→ Goal: Would you write out the listing verbatim and skip every picture in it?

→ Records for processing:
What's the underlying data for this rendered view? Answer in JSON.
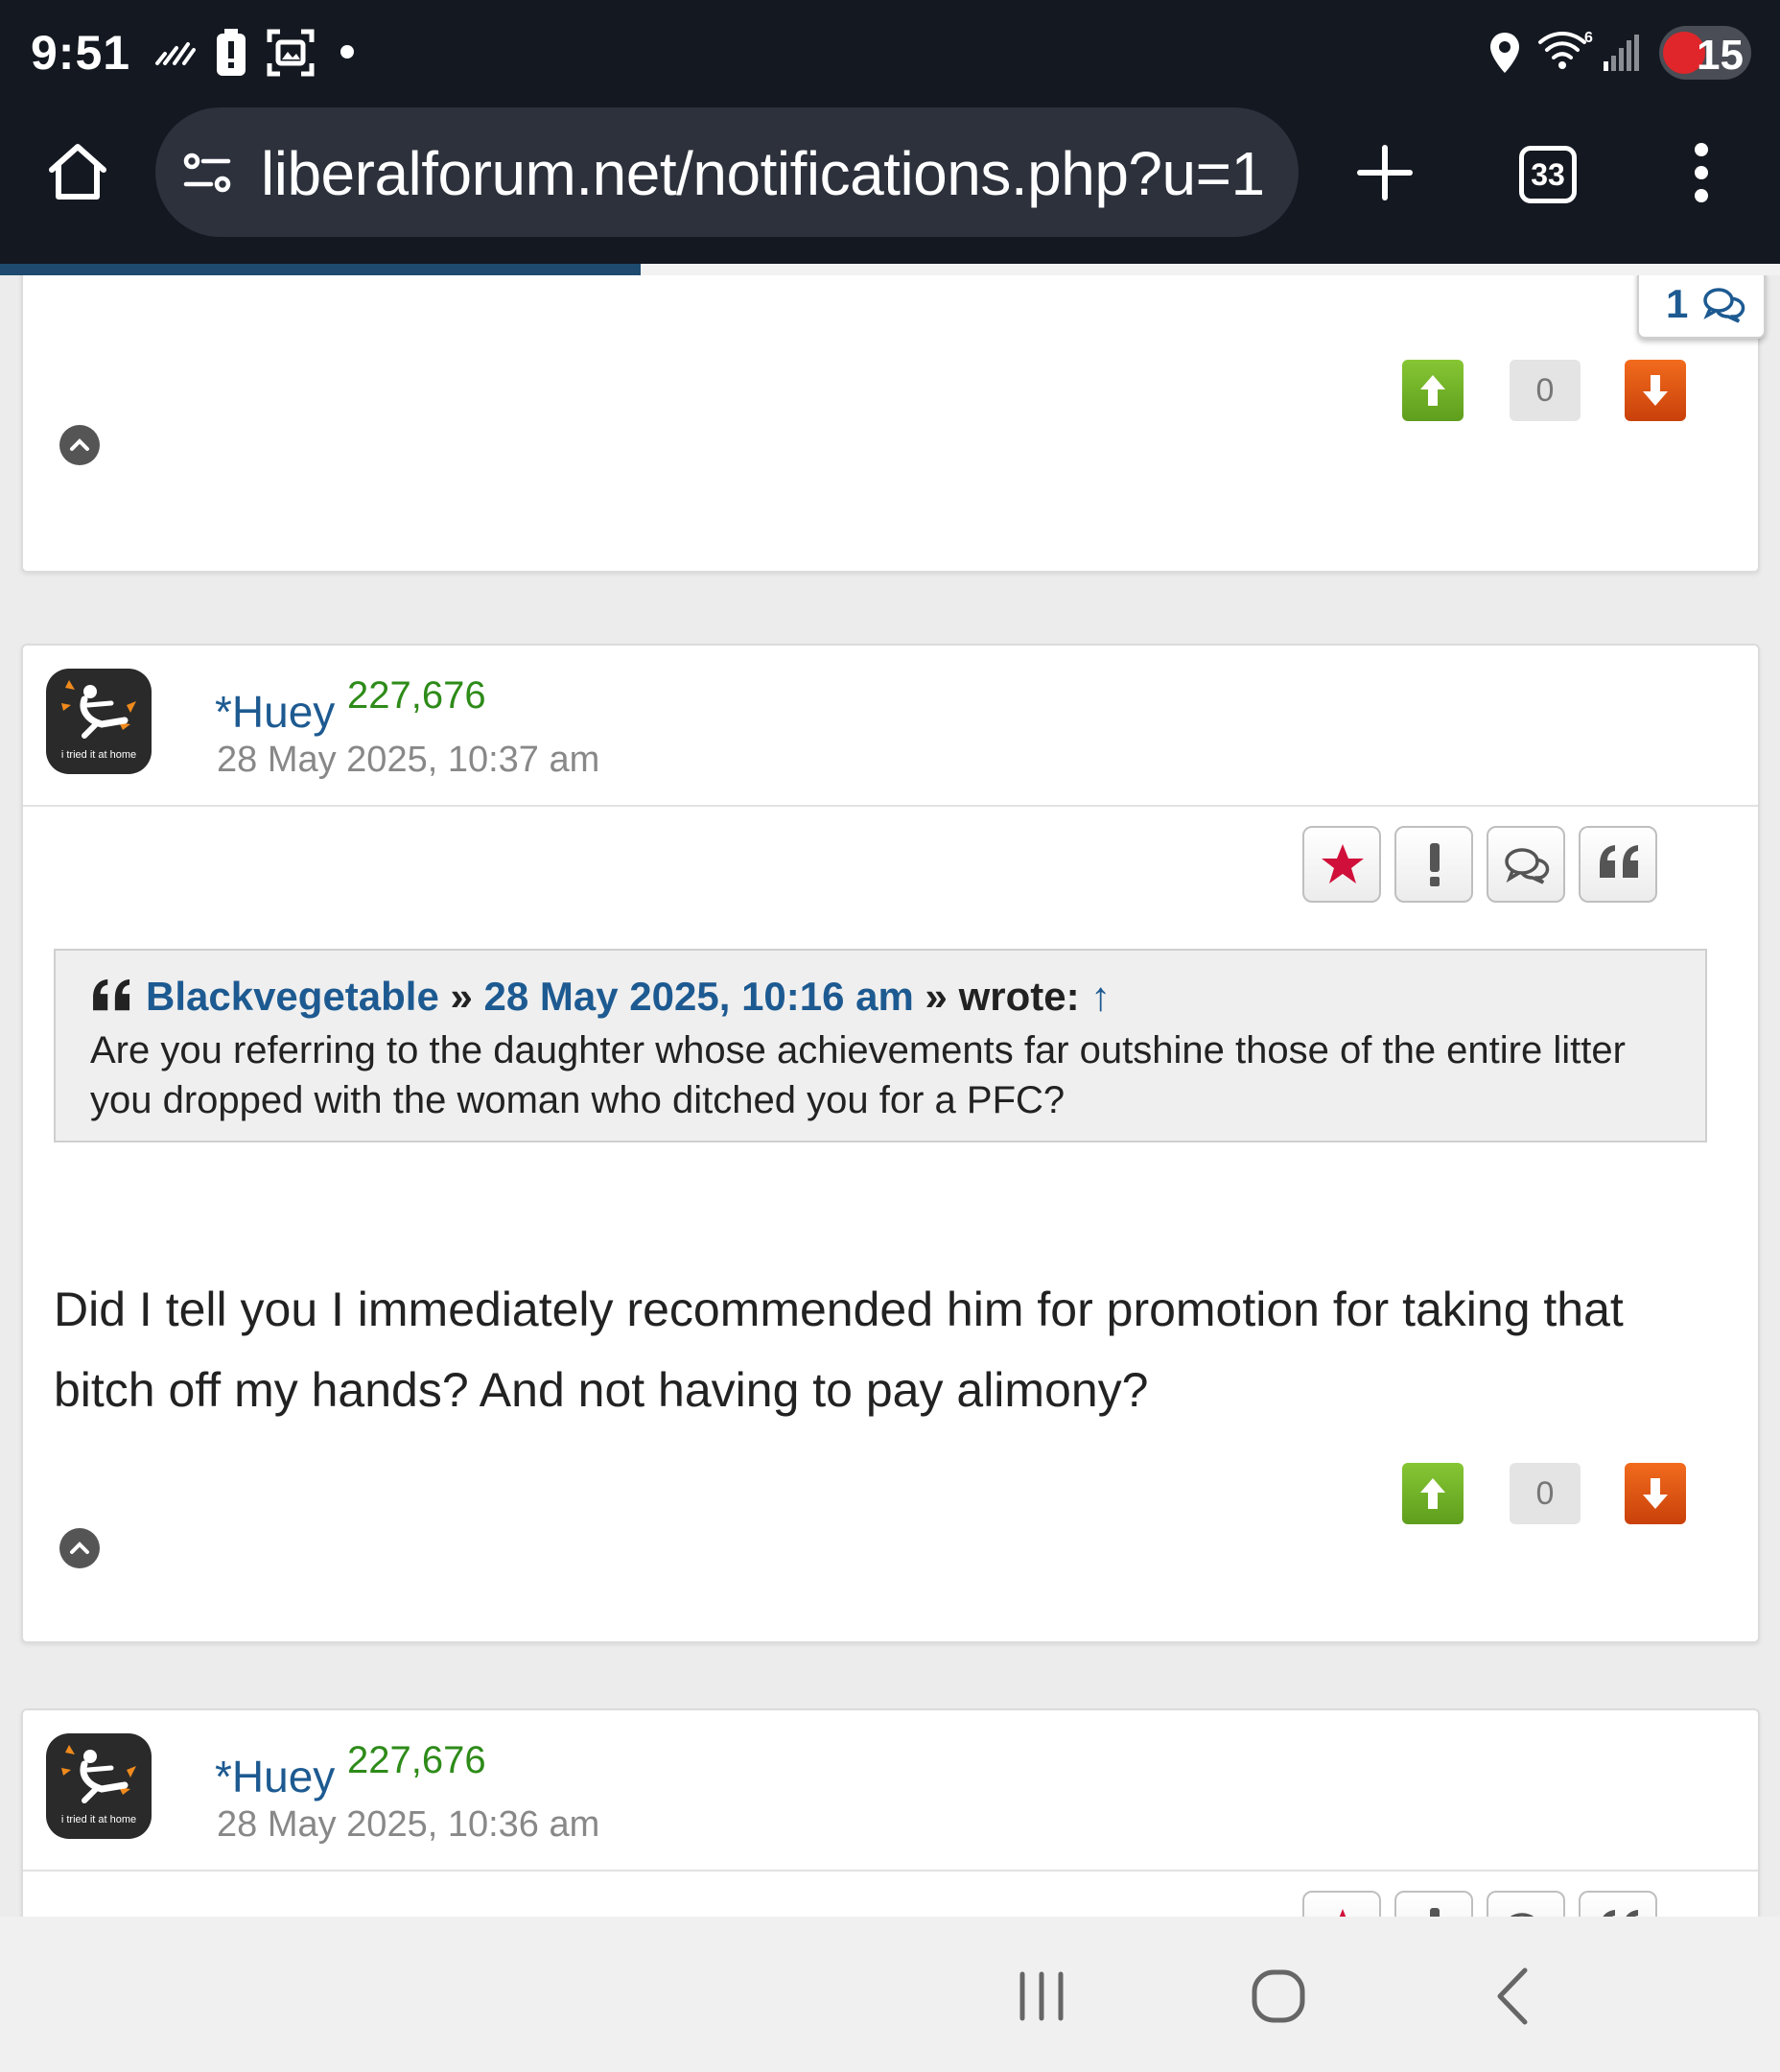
{
  "status_bar": {
    "time": "9:51",
    "battery_level": "15",
    "icons": [
      "no-signal-icon",
      "battery-alert-icon",
      "screenshot-icon",
      "dot-icon",
      "location-icon",
      "wifi-6-icon",
      "cell-signal-icon",
      "battery-saver-icon"
    ]
  },
  "browser": {
    "url": "liberalforum.net/notifications.php?u=1",
    "tab_count": "33",
    "icons": [
      "home-icon",
      "site-settings-icon",
      "new-tab-icon",
      "tabs-icon",
      "more-menu-icon"
    ],
    "load_progress": 0.36
  },
  "posts": [
    {
      "comment_count": "1",
      "vote_count": "0"
    },
    {
      "username": "*Huey",
      "points": "227,676",
      "timestamp": "28 May 2025, 10:37 am",
      "avatar_caption": "i tried it at home",
      "quote": {
        "author": "Blackvegetable",
        "sep1": "»",
        "date": "28 May 2025, 10:16 am",
        "sep2": "»",
        "wrote": "wrote:",
        "arrow": "↑",
        "text": "Are you referring to the daughter whose achievements far outshine those of the entire litter you dropped with the woman who ditched you for a PFC?"
      },
      "body": "Did I tell you I immediately recommended him for promotion for taking that bitch off my hands?  And not having to pay alimony?",
      "vote_count": "0",
      "actions": [
        "favorite-icon",
        "report-icon",
        "reply-icon",
        "quote-icon"
      ]
    },
    {
      "username": "*Huey",
      "points": "227,676",
      "timestamp": "28 May 2025, 10:36 am",
      "avatar_caption": "i tried it at home"
    }
  ],
  "colors": {
    "link_blue": "#1d5a91",
    "points_green": "#2e8b19",
    "upvote_green": "#6fb025",
    "downvote_orange": "#e2561a",
    "favorite_red": "#d0103a",
    "chrome_dark": "#141821"
  },
  "nav": {
    "icons": [
      "recents-icon",
      "home-nav-icon",
      "back-icon"
    ]
  }
}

→ Expected answer:
What's the underlying data for this rendered view? Answer in JSON.
{
  "status_bar": {
    "time": "9:51",
    "battery_level": "15",
    "icons": [
      "no-signal-icon",
      "battery-alert-icon",
      "screenshot-icon",
      "dot-icon",
      "location-icon",
      "wifi-6-icon",
      "cell-signal-icon",
      "battery-saver-icon"
    ]
  },
  "browser": {
    "url": "liberalforum.net/notifications.php?u=1",
    "tab_count": "33",
    "icons": [
      "home-icon",
      "site-settings-icon",
      "new-tab-icon",
      "tabs-icon",
      "more-menu-icon"
    ],
    "load_progress": 0.36
  },
  "posts": [
    {
      "comment_count": "1",
      "vote_count": "0"
    },
    {
      "username": "*Huey",
      "points": "227,676",
      "timestamp": "28 May 2025, 10:37 am",
      "avatar_caption": "i tried it at home",
      "quote": {
        "author": "Blackvegetable",
        "sep1": "»",
        "date": "28 May 2025, 10:16 am",
        "sep2": "»",
        "wrote": "wrote:",
        "arrow": "↑",
        "text": "Are you referring to the daughter whose achievements far outshine those of the entire litter you dropped with the woman who ditched you for a PFC?"
      },
      "body": "Did I tell you I immediately recommended him for promotion for taking that bitch off my hands?  And not having to pay alimony?",
      "vote_count": "0",
      "actions": [
        "favorite-icon",
        "report-icon",
        "reply-icon",
        "quote-icon"
      ]
    },
    {
      "username": "*Huey",
      "points": "227,676",
      "timestamp": "28 May 2025, 10:36 am",
      "avatar_caption": "i tried it at home"
    }
  ],
  "colors": {
    "link_blue": "#1d5a91",
    "points_green": "#2e8b19",
    "upvote_green": "#6fb025",
    "downvote_orange": "#e2561a",
    "favorite_red": "#d0103a",
    "chrome_dark": "#141821"
  },
  "nav": {
    "icons": [
      "recents-icon",
      "home-nav-icon",
      "back-icon"
    ]
  }
}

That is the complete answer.